======== ENTRIES PROVIDED ========

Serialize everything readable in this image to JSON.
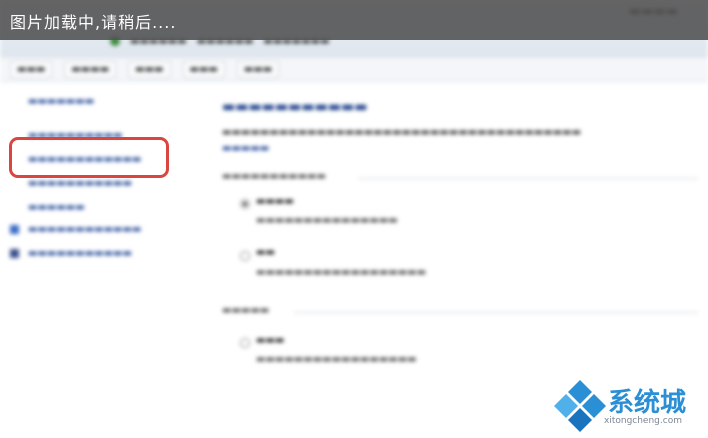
{
  "overlay": {
    "loading_text": "图片加载中,请稍后...."
  },
  "watermark": {
    "brand_text": "系统城",
    "url_text": "xitongcheng.com"
  },
  "colors": {
    "highlight": "#d9463f",
    "link": "#2a4f9a",
    "heading": "#1d3f8a"
  }
}
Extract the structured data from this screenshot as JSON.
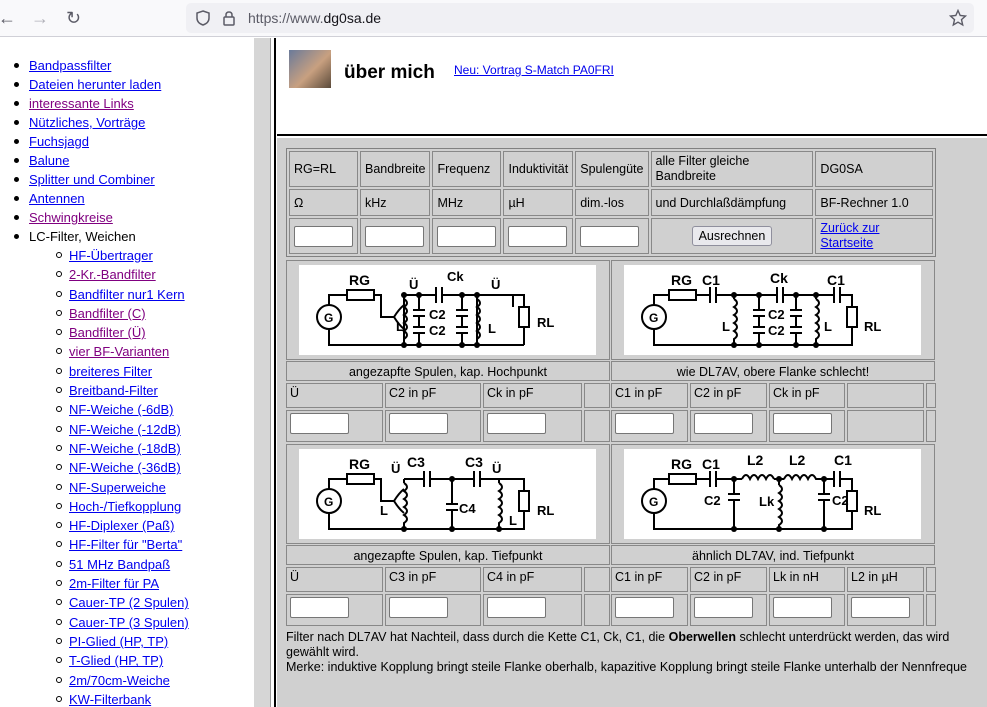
{
  "browser": {
    "url_proto": "https://www.",
    "url_host": "dg0sa.de"
  },
  "sidebar": {
    "items": [
      {
        "label": "Bandpassfilter",
        "state": "link"
      },
      {
        "label": "Dateien herunter laden",
        "state": "link"
      },
      {
        "label": "interessante Links",
        "state": "visited"
      },
      {
        "label": "Nützliches, Vorträge",
        "state": "link"
      },
      {
        "label": "Fuchsjagd",
        "state": "link"
      },
      {
        "label": "Balune",
        "state": "link"
      },
      {
        "label": "Splitter und Combiner",
        "state": "link"
      },
      {
        "label": "Antennen",
        "state": "link"
      },
      {
        "label": "Schwingkreise",
        "state": "visited"
      },
      {
        "label": "LC-Filter, Weichen",
        "state": "plain"
      }
    ],
    "subitems": [
      {
        "label": "HF-Übertrager",
        "state": "link"
      },
      {
        "label": "2-Kr.-Bandfilter",
        "state": "visited"
      },
      {
        "label": "Bandfilter nur1 Kern",
        "state": "link"
      },
      {
        "label": "Bandfilter (C)",
        "state": "visited"
      },
      {
        "label": "Bandfilter (Ü)",
        "state": "visited"
      },
      {
        "label": "vier BF-Varianten",
        "state": "visited"
      },
      {
        "label": "breiteres Filter",
        "state": "link"
      },
      {
        "label": "Breitband-Filter",
        "state": "link"
      },
      {
        "label": "NF-Weiche (-6dB)",
        "state": "link"
      },
      {
        "label": "NF-Weiche (-12dB)",
        "state": "link"
      },
      {
        "label": "NF-Weiche (-18dB)",
        "state": "link"
      },
      {
        "label": "NF-Weiche (-36dB)",
        "state": "link"
      },
      {
        "label": "NF-Superweiche",
        "state": "link"
      },
      {
        "label": "Hoch-/Tiefkopplung",
        "state": "link"
      },
      {
        "label": "HF-Diplexer (Paß)",
        "state": "link"
      },
      {
        "label": "HF-Filter für \"Berta\"",
        "state": "link"
      },
      {
        "label": "51 MHz Bandpaß",
        "state": "link"
      },
      {
        "label": "2m-Filter für PA",
        "state": "link"
      },
      {
        "label": "Cauer-TP (2 Spulen)",
        "state": "link"
      },
      {
        "label": "Cauer-TP (3 Spulen)",
        "state": "link"
      },
      {
        "label": "PI-Glied (HP, TP)",
        "state": "link"
      },
      {
        "label": "T-Glied (HP, TP)",
        "state": "link"
      },
      {
        "label": "2m/70cm-Weiche",
        "state": "link"
      },
      {
        "label": "KW-Filterbank",
        "state": "link"
      }
    ]
  },
  "header": {
    "title": "über mich",
    "new_link": "Neu: Vortrag S-Match PA0FRI"
  },
  "calc": {
    "headers": [
      "RG=RL",
      "Bandbreite",
      "Frequenz",
      "Induktivität",
      "Spulengüte",
      "alle Filter gleiche Bandbreite",
      "DG0SA"
    ],
    "units": [
      "Ω",
      "kHz",
      "MHz",
      "µH",
      "dim.-los",
      "und Durchlaßdämpfung",
      "BF-Rechner 1.0"
    ],
    "button": "Ausrechnen",
    "back_link": "Zurück zur Startseite"
  },
  "circuits": {
    "p1": {
      "caption": "angezapfte Spulen, kap. Hochpunkt",
      "fields": [
        "Ü",
        "C2 in pF",
        "Ck in pF"
      ],
      "labels": {
        "rg": "RG",
        "u1": "Ü",
        "ck": "Ck",
        "u2": "Ü",
        "l1": "L",
        "c2a": "C2",
        "c2b": "C2",
        "l2": "L",
        "rl": "RL",
        "g": "G"
      }
    },
    "p2": {
      "caption": "wie DL7AV, obere Flanke schlecht!",
      "fields": [
        "C1 in pF",
        "C2 in pF",
        "Ck in pF"
      ],
      "labels": {
        "rg": "RG",
        "c1a": "C1",
        "ck": "Ck",
        "c1b": "C1",
        "l1": "L",
        "c2a": "C2",
        "c2b": "C2",
        "l2": "L",
        "rl": "RL",
        "g": "G"
      }
    },
    "p3": {
      "caption": "angezapfte Spulen, kap. Tiefpunkt",
      "fields": [
        "Ü",
        "C3 in pF",
        "C4 in pF"
      ],
      "labels": {
        "rg": "RG",
        "u1": "Ü",
        "c3a": "C3",
        "c3b": "C3",
        "u2": "Ü",
        "l1": "L",
        "c4": "C4",
        "l2": "L",
        "rl": "RL",
        "g": "G"
      }
    },
    "p4": {
      "caption": "ähnlich DL7AV, ind. Tiefpunkt",
      "fields": [
        "C1 in pF",
        "C2 in pF",
        "Lk in nH",
        "L2 in µH"
      ],
      "labels": {
        "rg": "RG",
        "c1a": "C1",
        "l2a": "L2",
        "l2b": "L2",
        "c1b": "C1",
        "c2a": "C2",
        "lk": "Lk",
        "c2b": "C2",
        "rl": "RL",
        "g": "G"
      }
    }
  },
  "notes": {
    "line1a": "Filter nach DL7AV hat Nachteil, dass durch die Kette C1, Ck, C1, die ",
    "line1b": "Oberwellen",
    "line1c": " schlecht unterdrückt werden, das wird",
    "line2": "gewählt wird.",
    "line3": "Merke: induktive Kopplung bringt steile Flanke oberhalb, kapazitive Kopplung bringt steile Flanke unterhalb der Nennfreque"
  }
}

========

# DESCRIPTION OF THE TASK:
Quote all the lines above exactly as given. Do not include the pictures.

# SOLVED EXERCISE:
Serialize everything readable in this image to JSON.
{
  "overlay": {
    "loading_text": "图片加载中,请稍后...."
  },
  "watermark": {
    "brand_text": "系统城",
    "url_text": "xitongcheng.com"
  },
  "colors": {
    "highlight": "#d9463f",
    "link": "#2a4f9a",
    "heading": "#1d3f8a"
  }
}
Extract the structured data from this screenshot as JSON.
{
  "browser": {
    "url_proto": "https://www.",
    "url_host": "dg0sa.de"
  },
  "sidebar": {
    "items": [
      {
        "label": "Bandpassfilter",
        "state": "link"
      },
      {
        "label": "Dateien herunter laden",
        "state": "link"
      },
      {
        "label": "interessante Links",
        "state": "visited"
      },
      {
        "label": "Nützliches, Vorträge",
        "state": "link"
      },
      {
        "label": "Fuchsjagd",
        "state": "link"
      },
      {
        "label": "Balune",
        "state": "link"
      },
      {
        "label": "Splitter und Combiner",
        "state": "link"
      },
      {
        "label": "Antennen",
        "state": "link"
      },
      {
        "label": "Schwingkreise",
        "state": "visited"
      },
      {
        "label": "LC-Filter, Weichen",
        "state": "plain"
      }
    ],
    "subitems": [
      {
        "label": "HF-Übertrager",
        "state": "link"
      },
      {
        "label": "2-Kr.-Bandfilter",
        "state": "visited"
      },
      {
        "label": "Bandfilter nur1 Kern",
        "state": "link"
      },
      {
        "label": "Bandfilter (C)",
        "state": "visited"
      },
      {
        "label": "Bandfilter (Ü)",
        "state": "visited"
      },
      {
        "label": "vier BF-Varianten",
        "state": "visited"
      },
      {
        "label": "breiteres Filter",
        "state": "link"
      },
      {
        "label": "Breitband-Filter",
        "state": "link"
      },
      {
        "label": "NF-Weiche (-6dB)",
        "state": "link"
      },
      {
        "label": "NF-Weiche (-12dB)",
        "state": "link"
      },
      {
        "label": "NF-Weiche (-18dB)",
        "state": "link"
      },
      {
        "label": "NF-Weiche (-36dB)",
        "state": "link"
      },
      {
        "label": "NF-Superweiche",
        "state": "link"
      },
      {
        "label": "Hoch-/Tiefkopplung",
        "state": "link"
      },
      {
        "label": "HF-Diplexer (Paß)",
        "state": "link"
      },
      {
        "label": "HF-Filter für \"Berta\"",
        "state": "link"
      },
      {
        "label": "51 MHz Bandpaß",
        "state": "link"
      },
      {
        "label": "2m-Filter für PA",
        "state": "link"
      },
      {
        "label": "Cauer-TP (2 Spulen)",
        "state": "link"
      },
      {
        "label": "Cauer-TP (3 Spulen)",
        "state": "link"
      },
      {
        "label": "PI-Glied (HP, TP)",
        "state": "link"
      },
      {
        "label": "T-Glied (HP, TP)",
        "state": "link"
      },
      {
        "label": "2m/70cm-Weiche",
        "state": "link"
      },
      {
        "label": "KW-Filterbank",
        "state": "link"
      }
    ]
  },
  "header": {
    "title": "über mich",
    "new_link": "Neu: Vortrag S-Match PA0FRI"
  },
  "calc": {
    "headers": [
      "RG=RL",
      "Bandbreite",
      "Frequenz",
      "Induktivität",
      "Spulengüte",
      "alle Filter gleiche Bandbreite",
      "DG0SA"
    ],
    "units": [
      "Ω",
      "kHz",
      "MHz",
      "µH",
      "dim.-los",
      "und Durchlaßdämpfung",
      "BF-Rechner 1.0"
    ],
    "button": "Ausrechnen",
    "back_link": "Zurück zur Startseite"
  },
  "circuits": {
    "p1": {
      "caption": "angezapfte Spulen, kap. Hochpunkt",
      "fields": [
        "Ü",
        "C2 in pF",
        "Ck in pF"
      ],
      "labels": {
        "rg": "RG",
        "u1": "Ü",
        "ck": "Ck",
        "u2": "Ü",
        "l1": "L",
        "c2a": "C2",
        "c2b": "C2",
        "l2": "L",
        "rl": "RL",
        "g": "G"
      }
    },
    "p2": {
      "caption": "wie DL7AV, obere Flanke schlecht!",
      "fields": [
        "C1 in pF",
        "C2 in pF",
        "Ck in pF"
      ],
      "labels": {
        "rg": "RG",
        "c1a": "C1",
        "ck": "Ck",
        "c1b": "C1",
        "l1": "L",
        "c2a": "C2",
        "c2b": "C2",
        "l2": "L",
        "rl": "RL",
        "g": "G"
      }
    },
    "p3": {
      "caption": "angezapfte Spulen, kap. Tiefpunkt",
      "fields": [
        "Ü",
        "C3 in pF",
        "C4 in pF"
      ],
      "labels": {
        "rg": "RG",
        "u1": "Ü",
        "c3a": "C3",
        "c3b": "C3",
        "u2": "Ü",
        "l1": "L",
        "c4": "C4",
        "l2": "L",
        "rl": "RL",
        "g": "G"
      }
    },
    "p4": {
      "caption": "ähnlich DL7AV, ind. Tiefpunkt",
      "fields": [
        "C1 in pF",
        "C2 in pF",
        "Lk in nH",
        "L2 in µH"
      ],
      "labels": {
        "rg": "RG",
        "c1a": "C1",
        "l2a": "L2",
        "l2b": "L2",
        "c1b": "C1",
        "c2a": "C2",
        "lk": "Lk",
        "c2b": "C2",
        "rl": "RL",
        "g": "G"
      }
    }
  },
  "notes": {
    "line1a": "Filter nach DL7AV hat Nachteil, dass durch die Kette C1, Ck, C1, die ",
    "line1b": "Oberwellen",
    "line1c": " schlecht unterdrückt werden, das wird",
    "line2": "gewählt wird.",
    "line3": "Merke: induktive Kopplung bringt steile Flanke oberhalb, kapazitive Kopplung bringt steile Flanke unterhalb der Nennfreque"
  }
}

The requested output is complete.